▶ EXERCISE DATA
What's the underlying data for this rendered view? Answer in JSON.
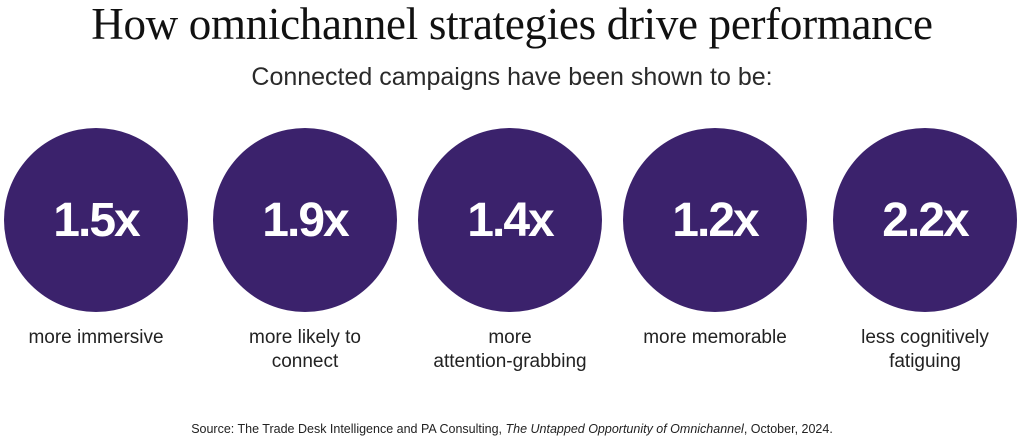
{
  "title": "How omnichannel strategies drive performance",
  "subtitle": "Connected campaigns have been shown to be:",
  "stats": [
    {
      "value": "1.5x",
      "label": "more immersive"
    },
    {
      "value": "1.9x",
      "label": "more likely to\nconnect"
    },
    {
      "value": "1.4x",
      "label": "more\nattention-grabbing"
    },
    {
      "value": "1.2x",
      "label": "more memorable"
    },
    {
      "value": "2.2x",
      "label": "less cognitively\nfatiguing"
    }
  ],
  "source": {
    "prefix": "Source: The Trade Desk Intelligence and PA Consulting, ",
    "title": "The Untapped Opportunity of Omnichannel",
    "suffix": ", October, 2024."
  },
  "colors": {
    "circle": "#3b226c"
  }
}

▶ SET PROBLEM
Tally the lines of the data that contain the string "value" and report the total alone.

▶ TASK ANSWER
5